Task instructions:
Extract the full listing below without altering a single character.

Records to use:
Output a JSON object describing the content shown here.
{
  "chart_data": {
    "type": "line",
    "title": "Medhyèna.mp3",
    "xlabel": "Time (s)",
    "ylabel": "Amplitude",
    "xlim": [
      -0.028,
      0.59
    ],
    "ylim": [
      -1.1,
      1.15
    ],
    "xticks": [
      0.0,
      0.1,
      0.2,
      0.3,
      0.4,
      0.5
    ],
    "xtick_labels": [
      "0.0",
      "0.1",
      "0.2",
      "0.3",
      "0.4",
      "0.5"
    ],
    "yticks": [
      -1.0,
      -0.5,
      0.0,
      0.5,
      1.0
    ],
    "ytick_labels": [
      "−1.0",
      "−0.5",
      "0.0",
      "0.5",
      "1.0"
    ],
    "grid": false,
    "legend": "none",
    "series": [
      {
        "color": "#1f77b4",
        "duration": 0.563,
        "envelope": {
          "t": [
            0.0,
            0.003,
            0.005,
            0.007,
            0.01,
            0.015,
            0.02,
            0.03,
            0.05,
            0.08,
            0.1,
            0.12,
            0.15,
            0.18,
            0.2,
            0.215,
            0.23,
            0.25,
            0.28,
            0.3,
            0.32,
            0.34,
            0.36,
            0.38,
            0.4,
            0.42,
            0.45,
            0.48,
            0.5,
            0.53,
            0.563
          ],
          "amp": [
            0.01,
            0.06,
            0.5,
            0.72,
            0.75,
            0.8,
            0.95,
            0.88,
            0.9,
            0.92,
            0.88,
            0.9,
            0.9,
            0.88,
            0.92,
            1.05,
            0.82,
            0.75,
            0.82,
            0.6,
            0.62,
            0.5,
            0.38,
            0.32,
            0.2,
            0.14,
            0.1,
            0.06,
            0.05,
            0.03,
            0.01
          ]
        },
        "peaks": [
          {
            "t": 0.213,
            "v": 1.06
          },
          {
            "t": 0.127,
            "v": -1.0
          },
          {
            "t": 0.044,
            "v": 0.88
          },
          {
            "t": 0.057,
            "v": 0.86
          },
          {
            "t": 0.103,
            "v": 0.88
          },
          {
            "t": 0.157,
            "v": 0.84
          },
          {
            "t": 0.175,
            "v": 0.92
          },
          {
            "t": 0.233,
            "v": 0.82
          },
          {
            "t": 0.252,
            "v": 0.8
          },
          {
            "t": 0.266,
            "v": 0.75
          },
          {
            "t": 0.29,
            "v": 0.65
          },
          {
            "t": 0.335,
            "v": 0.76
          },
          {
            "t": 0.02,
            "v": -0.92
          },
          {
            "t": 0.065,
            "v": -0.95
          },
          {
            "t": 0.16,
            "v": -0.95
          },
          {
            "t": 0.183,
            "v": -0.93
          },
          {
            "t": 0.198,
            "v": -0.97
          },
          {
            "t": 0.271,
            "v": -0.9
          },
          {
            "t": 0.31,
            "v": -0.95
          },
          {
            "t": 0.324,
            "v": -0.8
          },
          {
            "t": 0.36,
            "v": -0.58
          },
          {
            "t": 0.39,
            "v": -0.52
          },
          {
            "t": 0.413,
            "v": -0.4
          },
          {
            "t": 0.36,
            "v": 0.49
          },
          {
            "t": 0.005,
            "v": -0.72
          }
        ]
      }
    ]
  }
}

Complete output:
Output a JSON object describing the content shown here.
{
  "chart_data": {
    "type": "line",
    "title": "Medhyèna.mp3",
    "xlabel": "Time (s)",
    "ylabel": "Amplitude",
    "xlim": [
      -0.028,
      0.59
    ],
    "ylim": [
      -1.1,
      1.15
    ],
    "xticks": [
      0.0,
      0.1,
      0.2,
      0.3,
      0.4,
      0.5
    ],
    "xtick_labels": [
      "0.0",
      "0.1",
      "0.2",
      "0.3",
      "0.4",
      "0.5"
    ],
    "yticks": [
      -1.0,
      -0.5,
      0.0,
      0.5,
      1.0
    ],
    "ytick_labels": [
      "−1.0",
      "−0.5",
      "0.0",
      "0.5",
      "1.0"
    ],
    "grid": false,
    "legend": "none",
    "series": [
      {
        "color": "#1f77b4",
        "duration": 0.563,
        "envelope": {
          "t": [
            0.0,
            0.003,
            0.005,
            0.007,
            0.01,
            0.015,
            0.02,
            0.03,
            0.05,
            0.08,
            0.1,
            0.12,
            0.15,
            0.18,
            0.2,
            0.215,
            0.23,
            0.25,
            0.28,
            0.3,
            0.32,
            0.34,
            0.36,
            0.38,
            0.4,
            0.42,
            0.45,
            0.48,
            0.5,
            0.53,
            0.563
          ],
          "amp": [
            0.01,
            0.06,
            0.5,
            0.72,
            0.75,
            0.8,
            0.95,
            0.88,
            0.9,
            0.92,
            0.88,
            0.9,
            0.9,
            0.88,
            0.92,
            1.05,
            0.82,
            0.75,
            0.82,
            0.6,
            0.62,
            0.5,
            0.38,
            0.32,
            0.2,
            0.14,
            0.1,
            0.06,
            0.05,
            0.03,
            0.01
          ]
        },
        "peaks": [
          {
            "t": 0.213,
            "v": 1.06
          },
          {
            "t": 0.127,
            "v": -1.0
          },
          {
            "t": 0.044,
            "v": 0.88
          },
          {
            "t": 0.057,
            "v": 0.86
          },
          {
            "t": 0.103,
            "v": 0.88
          },
          {
            "t": 0.157,
            "v": 0.84
          },
          {
            "t": 0.175,
            "v": 0.92
          },
          {
            "t": 0.233,
            "v": 0.82
          },
          {
            "t": 0.252,
            "v": 0.8
          },
          {
            "t": 0.266,
            "v": 0.75
          },
          {
            "t": 0.29,
            "v": 0.65
          },
          {
            "t": 0.335,
            "v": 0.76
          },
          {
            "t": 0.02,
            "v": -0.92
          },
          {
            "t": 0.065,
            "v": -0.95
          },
          {
            "t": 0.16,
            "v": -0.95
          },
          {
            "t": 0.183,
            "v": -0.93
          },
          {
            "t": 0.198,
            "v": -0.97
          },
          {
            "t": 0.271,
            "v": -0.9
          },
          {
            "t": 0.31,
            "v": -0.95
          },
          {
            "t": 0.324,
            "v": -0.8
          },
          {
            "t": 0.36,
            "v": -0.58
          },
          {
            "t": 0.39,
            "v": -0.52
          },
          {
            "t": 0.413,
            "v": -0.4
          },
          {
            "t": 0.36,
            "v": 0.49
          },
          {
            "t": 0.005,
            "v": -0.72
          }
        ]
      }
    ]
  }
}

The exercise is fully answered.